## Aim of the task
Check the listing below for lines that hold "MÉTODOS". How many are there? Please give only the number.

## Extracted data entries
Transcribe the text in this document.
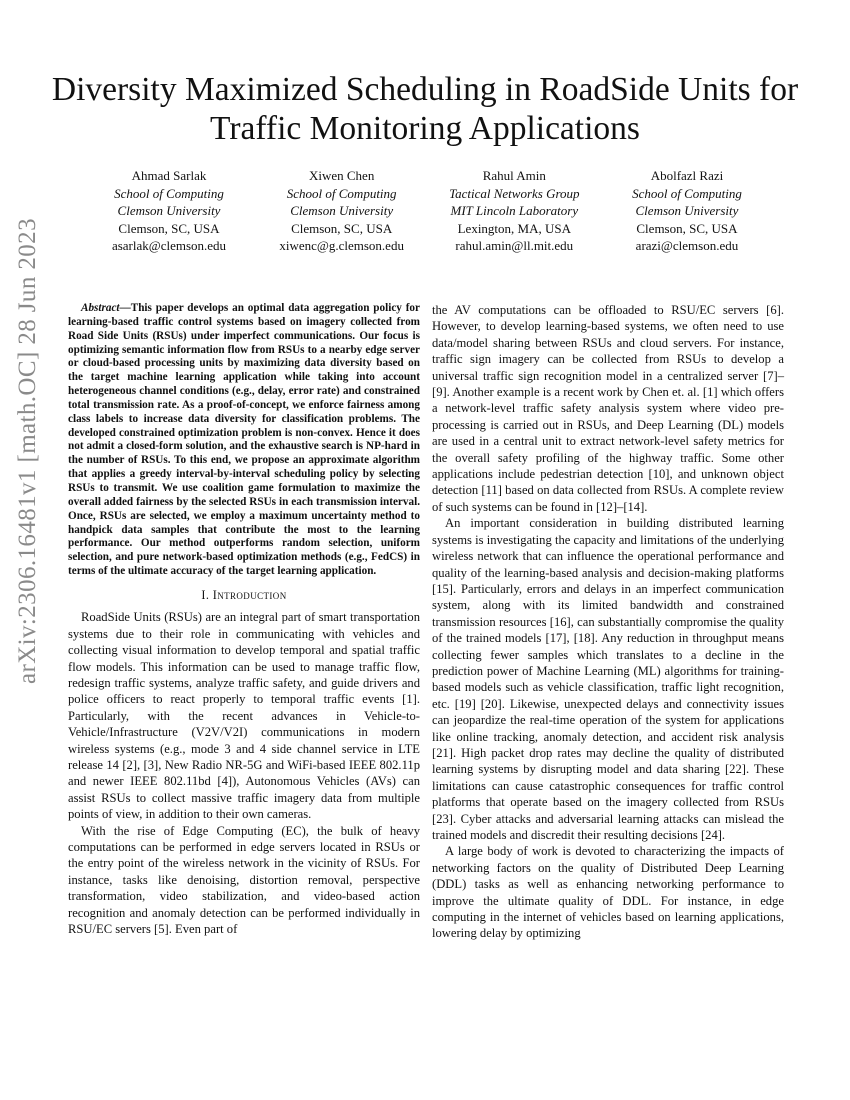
arXiv:2306.16481v1 [math.OC] 28 Jun 2023
Diversity Maximized Scheduling in RoadSide Units for Traffic Monitoring Applications
Ahmad Sarlak
School of Computing
Clemson University
Clemson, SC, USA
asarlak@clemson.edu
Xiwen Chen
School of Computing
Clemson University
Clemson, SC, USA
xiwenc@g.clemson.edu
Rahul Amin
Tactical Networks Group
MIT Lincoln Laboratory
Lexington, MA, USA
rahul.amin@ll.mit.edu
Abolfazl Razi
School of Computing
Clemson University
Clemson, SC, USA
arazi@clemson.edu

Abstract—This paper develops an optimal data aggregation policy for learning-based traffic control systems based on imagery collected from Road Side Units (RSUs) under imperfect communications. Our focus is optimizing semantic information flow from RSUs to a nearby edge server or cloud-based processing units by maximizing data diversity based on the target machine learning application while taking into account heterogeneous channel conditions (e.g., delay, error rate) and constrained total transmission rate. As a proof-of-concept, we enforce fairness among class labels to increase data diversity for classification problems. The developed constrained optimization problem is non-convex. Hence it does not admit a closed-form solution, and the exhaustive search is NP-hard in the number of RSUs. To this end, we propose an approximate algorithm that applies a greedy interval-by-interval scheduling policy by selecting RSUs to transmit. We use coalition game formulation to maximize the overall added fairness by the selected RSUs in each transmission interval. Once, RSUs are selected, we employ a maximum uncertainty method to handpick data samples that contribute the most to the learning performance. Our method outperforms random selection, uniform selection, and pure network-based optimization methods (e.g., FedCS) in terms of the ultimate accuracy of the target learning application.

I. Introduction

RoadSide Units (RSUs) are an integral part of smart transportation systems due to their role in communicating with vehicles and collecting visual information to develop temporal and spatial traffic flow models. This information can be used to manage traffic flow, redesign traffic systems, analyze traffic safety, and guide drivers and police officers to react properly to temporal traffic events [1]. Particularly, with the recent advances in Vehicle-to-Vehicle/Infrastructure (V2V/V2I) communications in modern wireless systems (e.g., mode 3 and 4 side channel service in LTE release 14 [2], [3], New Radio NR-5G and WiFi-based IEEE 802.11p and newer IEEE 802.11bd [4]), Autonomous Vehicles (AVs) can assist RSUs to collect massive traffic imagery data from multiple points of view, in addition to their own cameras.

With the rise of Edge Computing (EC), the bulk of heavy computations can be performed in edge servers located in RSUs or the entry point of the wireless network in the vicinity of RSUs. For instance, tasks like denoising, distortion removal, perspective transformation, video stabilization, and video-based action recognition and anomaly detection can be performed individually in RSU/EC servers [5]. Even part of

the AV computations can be offloaded to RSU/EC servers [6]. However, to develop learning-based systems, we often need to use data/model sharing between RSUs and cloud servers. For instance, traffic sign imagery can be collected from RSUs to develop a universal traffic sign recognition model in a centralized server [7]–[9]. Another example is a recent work by Chen et. al. [1] which offers a network-level traffic safety analysis system where video pre-processing is carried out in RSUs, and Deep Learning (DL) models are used in a central unit to extract network-level safety metrics for the overall safety profiling of the highway traffic. Some other applications include pedestrian detection [10], and unknown object detection [11] based on data collected from RSUs. A complete review of such systems can be found in [12]–[14].

An important consideration in building distributed learning systems is investigating the capacity and limitations of the underlying wireless network that can influence the operational performance and quality of the learning-based analysis and decision-making platforms [15]. Particularly, errors and delays in an imperfect communication system, along with its limited bandwidth and constrained transmission resources [16], can substantially compromise the quality of the trained models [17], [18]. Any reduction in throughput means collecting fewer samples which translates to a decline in the prediction power of Machine Learning (ML) algorithms for training-based models such as vehicle classification, traffic light recognition, etc. [19] [20]. Likewise, unexpected delays and connectivity issues can jeopardize the real-time operation of the system for applications like online tracking, anomaly detection, and accident risk analysis [21]. High packet drop rates may decline the quality of distributed learning systems by disrupting model and data sharing [22]. These limitations can cause catastrophic consequences for traffic control platforms that operate based on the imagery collected from RSUs [23]. Cyber attacks and adversarial learning attacks can mislead the trained models and discredit their resulting decisions [24].

A large body of work is devoted to characterizing the impacts of networking factors on the quality of Distributed Deep Learning (DDL) tasks as well as enhancing networking performance to improve the ultimate quality of DDL. For instance, in edge computing in the internet of vehicles based on learning applications, lowering delay by optimizing
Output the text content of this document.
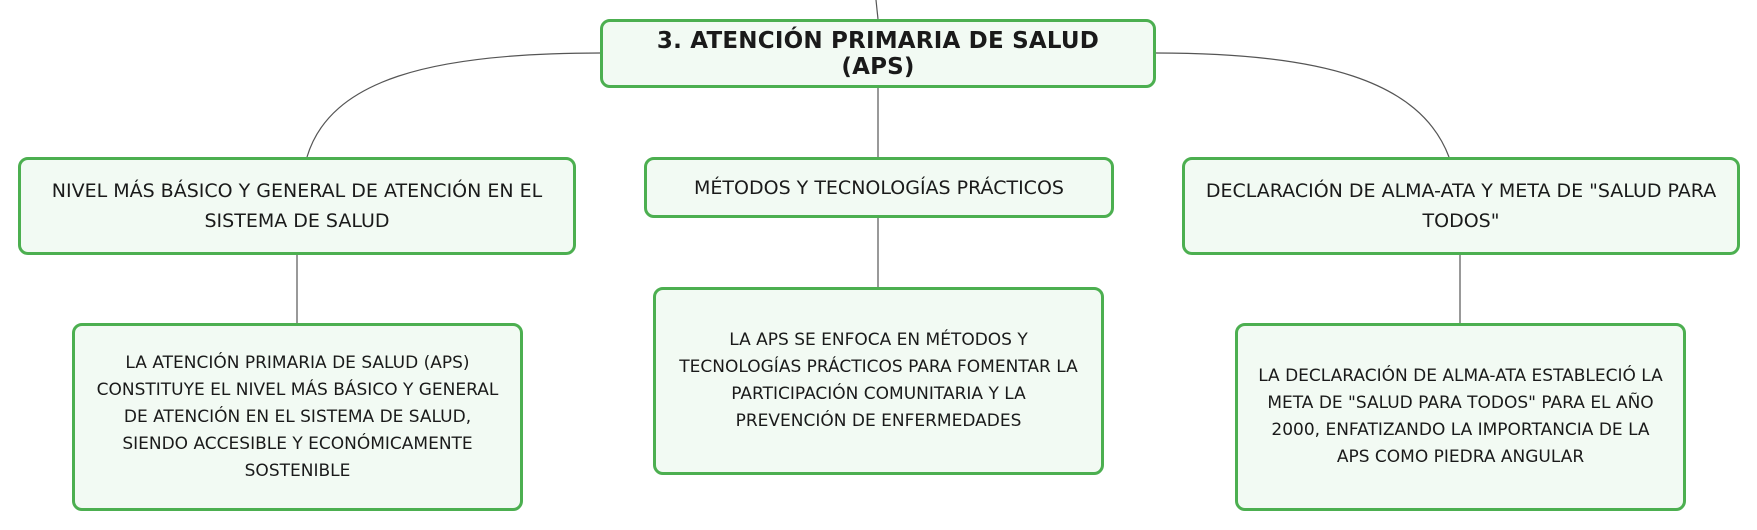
3. ATENCIÓN PRIMARIA DE SALUD (APS)
NIVEL MÁS BÁSICO Y GENERAL DE ATENCIÓN EN EL SISTEMA DE SALUD
MÉTODOS Y TECNOLOGÍAS PRÁCTICOS	DECLARACIÓN DE ALMA-ATA Y META DE "SALUD PARA TODOS"
LA ATENCIÓN PRIMARIA DE SALUD (APS) CONSTITUYE EL NIVEL MÁS BÁSICO Y GENERAL DE ATENCIÓN EN EL SISTEMA DE SALUD, SIENDO ACCESIBLE Y ECONÓMICAMENTE SOSTENIBLE
LA APS SE ENFOCA EN MÉTODOS Y TECNOLOGÍAS PRÁCTICOS PARA FOMENTAR LA PARTICIPACIÓN COMUNITARIA Y LA PREVENCIÓN DE ENFERMEDADES
LA DECLARACIÓN DE ALMA-ATA ESTABLECIÓ LA META DE "SALUD PARA TODOS" PARA EL AÑO 2000, ENFATIZANDO LA IMPORTANCIA DE LA APS COMO PIEDRA ANGULAR
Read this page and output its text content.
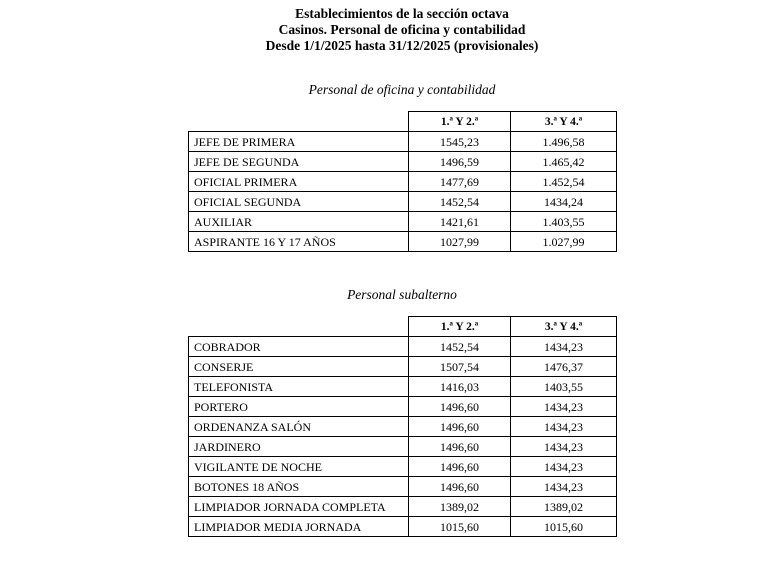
Establecimientos de la sección octava
Casinos. Personal de oficina y contabilidad
Desde 1/1/2025 hasta 31/12/2025 (provisionales)
Personal de oficina y contabilidad
	1.ª Y 2.ª	3.ª Y 4.ª
JEFE DE PRIMERA	1545,23	1.496,58
JEFE DE SEGUNDA	1496,59	1.465,42
OFICIAL PRIMERA	1477,69	1.452,54
OFICIAL SEGUNDA	1452,54	1434,24
AUXILIAR	1421,61	1.403,55
ASPIRANTE 16 Y 17 AÑOS	1027,99	1.027,99
Personal subalterno
	1.ª Y 2.ª	3.ª Y 4.ª
COBRADOR	1452,54	1434,23
CONSERJE	1507,54	1476,37
TELEFONISTA	1416,03	1403,55
PORTERO	1496,60	1434,23
ORDENANZA SALÓN	1496,60	1434,23
JARDINERO	1496,60	1434,23
VIGILANTE DE NOCHE	1496,60	1434,23
BOTONES 18 AÑOS	1496,60	1434,23
LIMPIADOR JORNADA COMPLETA	1389,02	1389,02
LIMPIADOR MEDIA JORNADA	1015,60	1015,60
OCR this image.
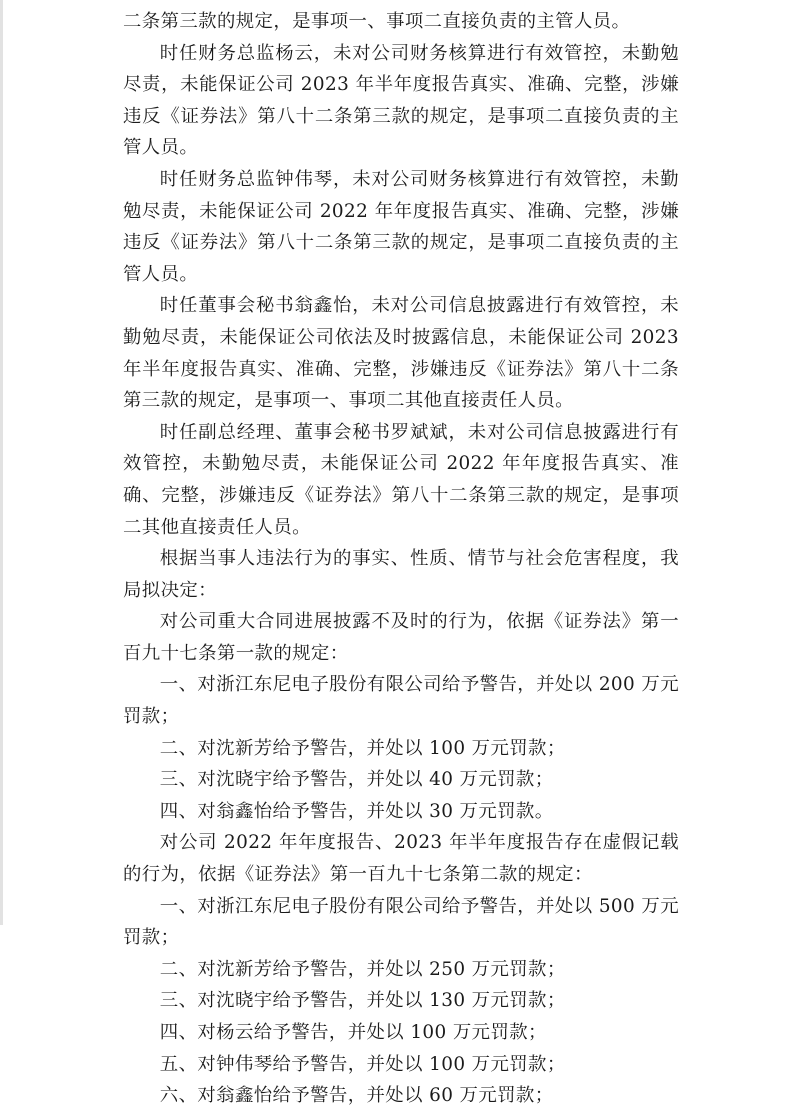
二条第三款的规定，是事项一、事项二直接负责的主管人员。

时任财务总监杨云，未对公司财务核算进行有效管控，未勤勉尽责，未能保证公司 2023 年半年度报告真实、准确、完整，涉嫌违反《证券法》第八十二条第三款的规定，是事项二直接负责的主管人员。

时任财务总监钟伟琴，未对公司财务核算进行有效管控，未勤勉尽责，未能保证公司 2022 年年度报告真实、准确、完整，涉嫌违反《证券法》第八十二条第三款的规定，是事项二直接负责的主管人员。

时任董事会秘书翁鑫怡，未对公司信息披露进行有效管控，未勤勉尽责，未能保证公司依法及时披露信息，未能保证公司 2023 年半年度报告真实、准确、完整，涉嫌违反《证券法》第八十二条第三款的规定，是事项一、事项二其他直接责任人员。

时任副总经理、董事会秘书罗斌斌，未对公司信息披露进行有效管控，未勤勉尽责，未能保证公司 2022 年年度报告真实、准确、完整，涉嫌违反《证券法》第八十二条第三款的规定，是事项二其他直接责任人员。

根据当事人违法行为的事实、性质、情节与社会危害程度，我局拟决定：

对公司重大合同进展披露不及时的行为，依据《证券法》第一百九十七条第一款的规定：

一、对浙江东尼电子股份有限公司给予警告，并处以 200 万元罚款；

二、对沈新芳给予警告，并处以 100 万元罚款；

三、对沈晓宇给予警告，并处以 40 万元罚款；

四、对翁鑫怡给予警告，并处以 30 万元罚款。

对公司 2022 年年度报告、2023 年半年度报告存在虚假记载的行为，依据《证券法》第一百九十七条第二款的规定：

一、对浙江东尼电子股份有限公司给予警告，并处以 500 万元罚款；

二、对沈新芳给予警告，并处以 250 万元罚款；

三、对沈晓宇给予警告，并处以 130 万元罚款；

四、对杨云给予警告，并处以 100 万元罚款；

五、对钟伟琴给予警告，并处以 100 万元罚款；

六、对翁鑫怡给予警告，并处以 60 万元罚款；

## Complete output
2